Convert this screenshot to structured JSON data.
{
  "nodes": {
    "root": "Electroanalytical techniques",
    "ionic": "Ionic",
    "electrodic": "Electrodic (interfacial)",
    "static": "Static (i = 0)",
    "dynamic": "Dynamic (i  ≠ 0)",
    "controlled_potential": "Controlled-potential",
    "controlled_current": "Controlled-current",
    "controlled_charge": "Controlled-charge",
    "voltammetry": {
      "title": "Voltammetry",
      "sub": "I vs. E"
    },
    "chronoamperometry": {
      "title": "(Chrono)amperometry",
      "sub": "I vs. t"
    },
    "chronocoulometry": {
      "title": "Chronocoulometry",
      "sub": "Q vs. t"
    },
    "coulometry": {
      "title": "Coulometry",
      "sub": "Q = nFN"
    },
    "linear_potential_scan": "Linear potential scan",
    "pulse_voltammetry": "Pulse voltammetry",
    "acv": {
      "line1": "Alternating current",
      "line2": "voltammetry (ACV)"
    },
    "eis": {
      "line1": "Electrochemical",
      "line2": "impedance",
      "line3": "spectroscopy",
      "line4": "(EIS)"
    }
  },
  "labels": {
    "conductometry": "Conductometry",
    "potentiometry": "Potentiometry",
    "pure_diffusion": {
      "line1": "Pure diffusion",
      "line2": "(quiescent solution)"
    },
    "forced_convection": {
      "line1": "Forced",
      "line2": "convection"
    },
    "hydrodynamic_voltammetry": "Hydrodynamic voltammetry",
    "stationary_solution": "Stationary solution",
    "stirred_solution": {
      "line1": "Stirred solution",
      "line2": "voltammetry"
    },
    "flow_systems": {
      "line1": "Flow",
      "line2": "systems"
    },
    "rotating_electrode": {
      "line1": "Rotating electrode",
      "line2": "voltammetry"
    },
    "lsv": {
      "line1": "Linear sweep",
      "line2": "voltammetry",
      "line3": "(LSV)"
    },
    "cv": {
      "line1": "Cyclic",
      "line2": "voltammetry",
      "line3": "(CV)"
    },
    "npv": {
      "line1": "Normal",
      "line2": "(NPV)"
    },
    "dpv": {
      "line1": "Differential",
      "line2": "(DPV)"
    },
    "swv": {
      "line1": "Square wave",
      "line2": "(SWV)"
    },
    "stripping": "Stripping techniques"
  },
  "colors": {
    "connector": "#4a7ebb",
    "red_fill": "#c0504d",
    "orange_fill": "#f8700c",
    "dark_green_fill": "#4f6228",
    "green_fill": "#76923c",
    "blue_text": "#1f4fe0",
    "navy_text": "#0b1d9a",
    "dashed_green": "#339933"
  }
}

● **SET EXERCISE**
Above are the records; retype every one exactly.

● **COMPLETE ANSWER**
Convert this screenshot to structured JSON data.
{
  "nodes": {
    "root": "Electroanalytical techniques",
    "ionic": "Ionic",
    "electrodic": "Electrodic (interfacial)",
    "static": "Static (i = 0)",
    "dynamic": "Dynamic (i  ≠ 0)",
    "controlled_potential": "Controlled-potential",
    "controlled_current": "Controlled-current",
    "controlled_charge": "Controlled-charge",
    "voltammetry": {
      "title": "Voltammetry",
      "sub": "I vs. E"
    },
    "chronoamperometry": {
      "title": "(Chrono)amperometry",
      "sub": "I vs. t"
    },
    "chronocoulometry": {
      "title": "Chronocoulometry",
      "sub": "Q vs. t"
    },
    "coulometry": {
      "title": "Coulometry",
      "sub": "Q = nFN"
    },
    "linear_potential_scan": "Linear potential scan",
    "pulse_voltammetry": "Pulse voltammetry",
    "acv": {
      "line1": "Alternating current",
      "line2": "voltammetry (ACV)"
    },
    "eis": {
      "line1": "Electrochemical",
      "line2": "impedance",
      "line3": "spectroscopy",
      "line4": "(EIS)"
    }
  },
  "labels": {
    "conductometry": "Conductometry",
    "potentiometry": "Potentiometry",
    "pure_diffusion": {
      "line1": "Pure diffusion",
      "line2": "(quiescent solution)"
    },
    "forced_convection": {
      "line1": "Forced",
      "line2": "convection"
    },
    "hydrodynamic_voltammetry": "Hydrodynamic voltammetry",
    "stationary_solution": "Stationary solution",
    "stirred_solution": {
      "line1": "Stirred solution",
      "line2": "voltammetry"
    },
    "flow_systems": {
      "line1": "Flow",
      "line2": "systems"
    },
    "rotating_electrode": {
      "line1": "Rotating electrode",
      "line2": "voltammetry"
    },
    "lsv": {
      "line1": "Linear sweep",
      "line2": "voltammetry",
      "line3": "(LSV)"
    },
    "cv": {
      "line1": "Cyclic",
      "line2": "voltammetry",
      "line3": "(CV)"
    },
    "npv": {
      "line1": "Normal",
      "line2": "(NPV)"
    },
    "dpv": {
      "line1": "Differential",
      "line2": "(DPV)"
    },
    "swv": {
      "line1": "Square wave",
      "line2": "(SWV)"
    },
    "stripping": "Stripping techniques"
  },
  "colors": {
    "connector": "#4a7ebb",
    "red_fill": "#c0504d",
    "orange_fill": "#f8700c",
    "dark_green_fill": "#4f6228",
    "green_fill": "#76923c",
    "blue_text": "#1f4fe0",
    "navy_text": "#0b1d9a",
    "dashed_green": "#339933"
  }
}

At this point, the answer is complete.